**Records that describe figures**
#####

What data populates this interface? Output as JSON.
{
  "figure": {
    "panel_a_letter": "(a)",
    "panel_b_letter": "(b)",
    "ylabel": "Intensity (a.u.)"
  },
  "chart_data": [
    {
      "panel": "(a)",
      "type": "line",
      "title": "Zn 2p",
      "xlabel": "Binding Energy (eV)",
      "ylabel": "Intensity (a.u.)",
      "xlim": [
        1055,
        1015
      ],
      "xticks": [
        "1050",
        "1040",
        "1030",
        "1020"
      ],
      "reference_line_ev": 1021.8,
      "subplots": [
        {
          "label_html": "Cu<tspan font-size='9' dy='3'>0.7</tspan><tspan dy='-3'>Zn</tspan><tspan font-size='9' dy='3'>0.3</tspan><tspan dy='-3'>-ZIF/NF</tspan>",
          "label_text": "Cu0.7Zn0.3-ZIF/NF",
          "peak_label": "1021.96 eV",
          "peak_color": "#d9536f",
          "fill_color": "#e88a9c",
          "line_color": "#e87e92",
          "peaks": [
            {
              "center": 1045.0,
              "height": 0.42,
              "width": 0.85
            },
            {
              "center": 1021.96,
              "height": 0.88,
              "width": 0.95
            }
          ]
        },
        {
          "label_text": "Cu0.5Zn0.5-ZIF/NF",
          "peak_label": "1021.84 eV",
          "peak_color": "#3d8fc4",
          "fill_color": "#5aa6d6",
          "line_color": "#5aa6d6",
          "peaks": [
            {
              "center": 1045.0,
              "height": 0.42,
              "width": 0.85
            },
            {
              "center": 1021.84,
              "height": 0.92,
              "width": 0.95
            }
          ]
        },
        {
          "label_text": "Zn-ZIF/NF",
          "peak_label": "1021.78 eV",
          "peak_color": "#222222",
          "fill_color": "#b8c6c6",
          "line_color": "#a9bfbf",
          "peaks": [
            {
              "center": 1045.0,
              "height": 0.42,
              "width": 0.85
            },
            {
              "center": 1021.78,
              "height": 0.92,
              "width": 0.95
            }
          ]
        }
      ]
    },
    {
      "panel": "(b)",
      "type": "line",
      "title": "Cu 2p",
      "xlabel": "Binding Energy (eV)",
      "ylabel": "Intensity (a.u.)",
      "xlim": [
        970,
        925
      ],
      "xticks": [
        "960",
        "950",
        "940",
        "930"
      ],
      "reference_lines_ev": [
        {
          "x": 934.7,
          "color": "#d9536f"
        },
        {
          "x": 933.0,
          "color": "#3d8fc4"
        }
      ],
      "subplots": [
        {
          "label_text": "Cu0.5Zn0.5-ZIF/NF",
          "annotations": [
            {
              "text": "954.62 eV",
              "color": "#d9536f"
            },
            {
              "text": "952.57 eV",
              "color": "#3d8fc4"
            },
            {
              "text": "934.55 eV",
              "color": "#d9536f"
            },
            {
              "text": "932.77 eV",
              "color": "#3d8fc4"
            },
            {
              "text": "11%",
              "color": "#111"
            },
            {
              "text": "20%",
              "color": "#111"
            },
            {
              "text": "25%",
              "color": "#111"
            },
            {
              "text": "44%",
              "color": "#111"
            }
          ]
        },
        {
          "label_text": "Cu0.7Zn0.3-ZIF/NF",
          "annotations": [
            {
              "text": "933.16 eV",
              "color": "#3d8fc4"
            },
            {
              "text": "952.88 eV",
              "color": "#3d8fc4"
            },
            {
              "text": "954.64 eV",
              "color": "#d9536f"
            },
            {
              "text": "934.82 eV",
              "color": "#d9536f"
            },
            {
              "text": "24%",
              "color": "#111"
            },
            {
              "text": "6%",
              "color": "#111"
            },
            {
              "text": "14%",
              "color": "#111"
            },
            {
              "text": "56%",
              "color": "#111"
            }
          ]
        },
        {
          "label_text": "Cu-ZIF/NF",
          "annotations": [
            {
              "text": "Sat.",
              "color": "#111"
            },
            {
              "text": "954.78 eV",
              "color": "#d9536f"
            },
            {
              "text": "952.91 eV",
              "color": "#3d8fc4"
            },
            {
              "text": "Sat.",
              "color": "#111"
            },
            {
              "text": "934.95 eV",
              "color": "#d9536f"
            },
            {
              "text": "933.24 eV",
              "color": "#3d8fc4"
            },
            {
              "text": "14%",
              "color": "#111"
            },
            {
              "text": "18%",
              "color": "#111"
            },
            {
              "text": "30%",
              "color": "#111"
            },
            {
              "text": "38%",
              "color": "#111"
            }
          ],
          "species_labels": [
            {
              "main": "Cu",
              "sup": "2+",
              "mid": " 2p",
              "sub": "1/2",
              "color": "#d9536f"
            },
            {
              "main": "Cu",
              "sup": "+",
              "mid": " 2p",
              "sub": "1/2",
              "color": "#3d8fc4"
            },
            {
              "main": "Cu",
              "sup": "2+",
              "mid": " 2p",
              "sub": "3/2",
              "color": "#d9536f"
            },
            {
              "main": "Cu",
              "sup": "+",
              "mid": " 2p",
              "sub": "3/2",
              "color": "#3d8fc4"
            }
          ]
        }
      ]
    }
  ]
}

#####

**Goal**
Return each line of the records above exactly as it reads.

**Expected answer**
What data populates this interface? Output as JSON.
{
  "figure": {
    "panel_a_letter": "(a)",
    "panel_b_letter": "(b)",
    "ylabel": "Intensity (a.u.)"
  },
  "chart_data": [
    {
      "panel": "(a)",
      "type": "line",
      "title": "Zn 2p",
      "xlabel": "Binding Energy (eV)",
      "ylabel": "Intensity (a.u.)",
      "xlim": [
        1055,
        1015
      ],
      "xticks": [
        "1050",
        "1040",
        "1030",
        "1020"
      ],
      "reference_line_ev": 1021.8,
      "subplots": [
        {
          "label_html": "Cu<tspan font-size='9' dy='3'>0.7</tspan><tspan dy='-3'>Zn</tspan><tspan font-size='9' dy='3'>0.3</tspan><tspan dy='-3'>-ZIF/NF</tspan>",
          "label_text": "Cu0.7Zn0.3-ZIF/NF",
          "peak_label": "1021.96 eV",
          "peak_color": "#d9536f",
          "fill_color": "#e88a9c",
          "line_color": "#e87e92",
          "peaks": [
            {
              "center": 1045.0,
              "height": 0.42,
              "width": 0.85
            },
            {
              "center": 1021.96,
              "height": 0.88,
              "width": 0.95
            }
          ]
        },
        {
          "label_text": "Cu0.5Zn0.5-ZIF/NF",
          "peak_label": "1021.84 eV",
          "peak_color": "#3d8fc4",
          "fill_color": "#5aa6d6",
          "line_color": "#5aa6d6",
          "peaks": [
            {
              "center": 1045.0,
              "height": 0.42,
              "width": 0.85
            },
            {
              "center": 1021.84,
              "height": 0.92,
              "width": 0.95
            }
          ]
        },
        {
          "label_text": "Zn-ZIF/NF",
          "peak_label": "1021.78 eV",
          "peak_color": "#222222",
          "fill_color": "#b8c6c6",
          "line_color": "#a9bfbf",
          "peaks": [
            {
              "center": 1045.0,
              "height": 0.42,
              "width": 0.85
            },
            {
              "center": 1021.78,
              "height": 0.92,
              "width": 0.95
            }
          ]
        }
      ]
    },
    {
      "panel": "(b)",
      "type": "line",
      "title": "Cu 2p",
      "xlabel": "Binding Energy (eV)",
      "ylabel": "Intensity (a.u.)",
      "xlim": [
        970,
        925
      ],
      "xticks": [
        "960",
        "950",
        "940",
        "930"
      ],
      "reference_lines_ev": [
        {
          "x": 934.7,
          "color": "#d9536f"
        },
        {
          "x": 933.0,
          "color": "#3d8fc4"
        }
      ],
      "subplots": [
        {
          "label_text": "Cu0.5Zn0.5-ZIF/NF",
          "annotations": [
            {
              "text": "954.62 eV",
              "color": "#d9536f"
            },
            {
              "text": "952.57 eV",
              "color": "#3d8fc4"
            },
            {
              "text": "934.55 eV",
              "color": "#d9536f"
            },
            {
              "text": "932.77 eV",
              "color": "#3d8fc4"
            },
            {
              "text": "11%",
              "color": "#111"
            },
            {
              "text": "20%",
              "color": "#111"
            },
            {
              "text": "25%",
              "color": "#111"
            },
            {
              "text": "44%",
              "color": "#111"
            }
          ]
        },
        {
          "label_text": "Cu0.7Zn0.3-ZIF/NF",
          "annotations": [
            {
              "text": "933.16 eV",
              "color": "#3d8fc4"
            },
            {
              "text": "952.88 eV",
              "color": "#3d8fc4"
            },
            {
              "text": "954.64 eV",
              "color": "#d9536f"
            },
            {
              "text": "934.82 eV",
              "color": "#d9536f"
            },
            {
              "text": "24%",
              "color": "#111"
            },
            {
              "text": "6%",
              "color": "#111"
            },
            {
              "text": "14%",
              "color": "#111"
            },
            {
              "text": "56%",
              "color": "#111"
            }
          ]
        },
        {
          "label_text": "Cu-ZIF/NF",
          "annotations": [
            {
              "text": "Sat.",
              "color": "#111"
            },
            {
              "text": "954.78 eV",
              "color": "#d9536f"
            },
            {
              "text": "952.91 eV",
              "color": "#3d8fc4"
            },
            {
              "text": "Sat.",
              "color": "#111"
            },
            {
              "text": "934.95 eV",
              "color": "#d9536f"
            },
            {
              "text": "933.24 eV",
              "color": "#3d8fc4"
            },
            {
              "text": "14%",
              "color": "#111"
            },
            {
              "text": "18%",
              "color": "#111"
            },
            {
              "text": "30%",
              "color": "#111"
            },
            {
              "text": "38%",
              "color": "#111"
            }
          ],
          "species_labels": [
            {
              "main": "Cu",
              "sup": "2+",
              "mid": " 2p",
              "sub": "1/2",
              "color": "#d9536f"
            },
            {
              "main": "Cu",
              "sup": "+",
              "mid": " 2p",
              "sub": "1/2",
              "color": "#3d8fc4"
            },
            {
              "main": "Cu",
              "sup": "2+",
              "mid": " 2p",
              "sub": "3/2",
              "color": "#d9536f"
            },
            {
              "main": "Cu",
              "sup": "+",
              "mid": " 2p",
              "sub": "3/2",
              "color": "#3d8fc4"
            }
          ]
        }
      ]
    }
  ]
}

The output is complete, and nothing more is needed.